**GIVEN INSTRUCTION:**
Copy out every record below exactly as written, but leave out any pictures.

**EXERCISE MATERIAL:**
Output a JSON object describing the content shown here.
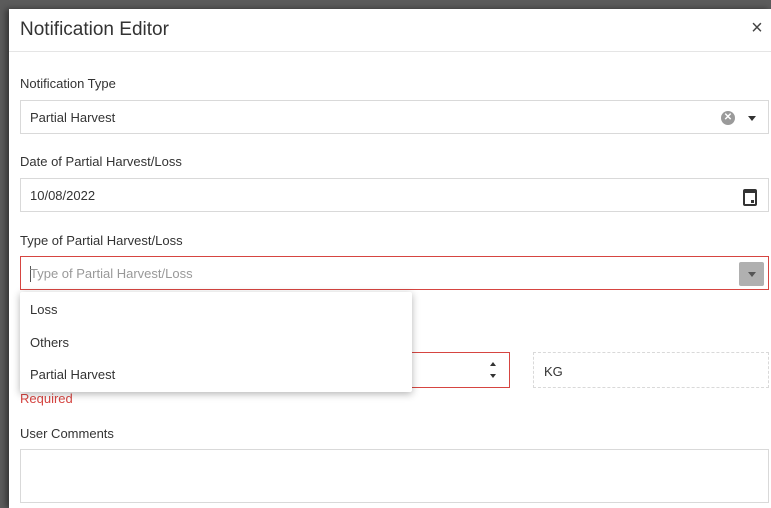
{
  "dialog": {
    "title": "Notification Editor",
    "close_glyph": "×"
  },
  "notification_type": {
    "label": "Notification Type",
    "value": "Partial Harvest",
    "clear_glyph": "✕"
  },
  "date": {
    "label": "Date of Partial Harvest/Loss",
    "value": "10/08/2022"
  },
  "harvest_type": {
    "label": "Type of Partial Harvest/Loss",
    "placeholder": "Type of Partial Harvest/Loss",
    "options": [
      "Loss",
      "Others",
      "Partial Harvest"
    ]
  },
  "quantity": {
    "unit": "KG",
    "error": "Required"
  },
  "comments": {
    "label": "User Comments",
    "value": ""
  },
  "colors": {
    "error": "#d64541",
    "border": "#d9d9d9",
    "overlay": "#5b5b5b"
  },
  "icons": {
    "close": "close-icon",
    "clear": "clear-circle-icon",
    "dropdown": "caret-down-icon",
    "calendar": "calendar-icon",
    "spinner": "spinner-arrows-icon"
  }
}
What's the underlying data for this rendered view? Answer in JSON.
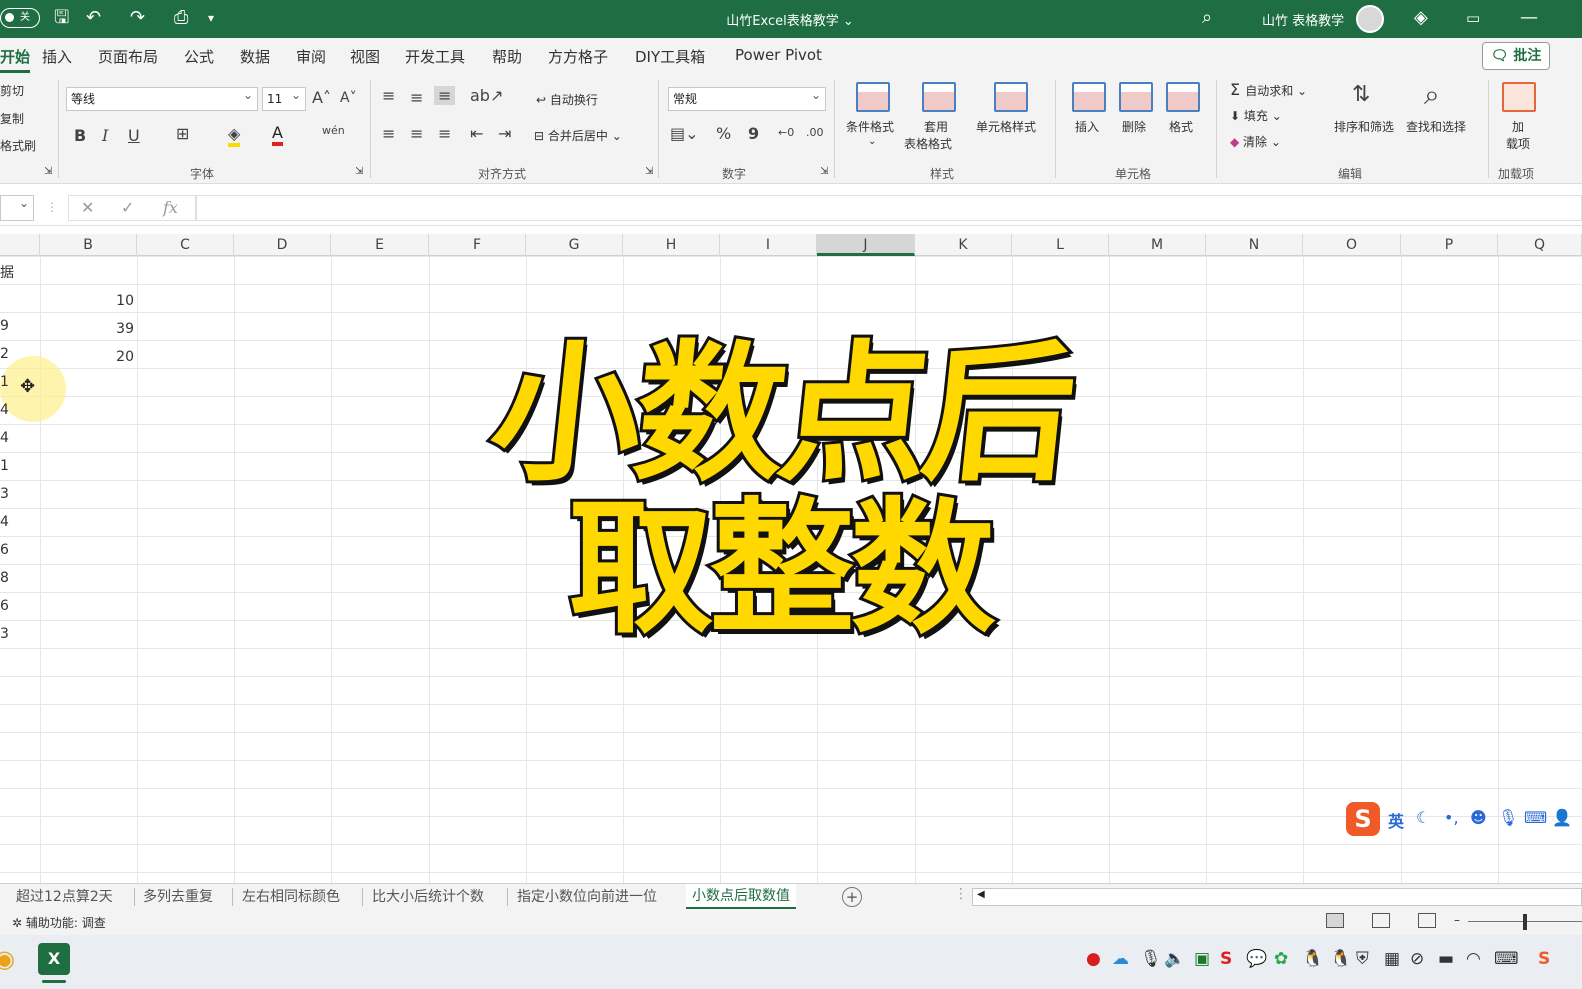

**EXERCISE SOLUTION:**
Output a JSON object describing the content shown here.
{
  "dialog": {
    "title": "Notification Editor",
    "close_glyph": "×"
  },
  "notification_type": {
    "label": "Notification Type",
    "value": "Partial Harvest",
    "clear_glyph": "✕"
  },
  "date": {
    "label": "Date of Partial Harvest/Loss",
    "value": "10/08/2022"
  },
  "harvest_type": {
    "label": "Type of Partial Harvest/Loss",
    "placeholder": "Type of Partial Harvest/Loss",
    "options": [
      "Loss",
      "Others",
      "Partial Harvest"
    ]
  },
  "quantity": {
    "unit": "KG",
    "error": "Required"
  },
  "comments": {
    "label": "User Comments",
    "value": ""
  },
  "colors": {
    "error": "#d64541",
    "border": "#d9d9d9",
    "overlay": "#5b5b5b"
  },
  "icons": {
    "close": "close-icon",
    "clear": "clear-circle-icon",
    "dropdown": "caret-down-icon",
    "calendar": "calendar-icon",
    "spinner": "spinner-arrows-icon"
  }
}
What's the underlying data for this rendered view? Answer in JSON.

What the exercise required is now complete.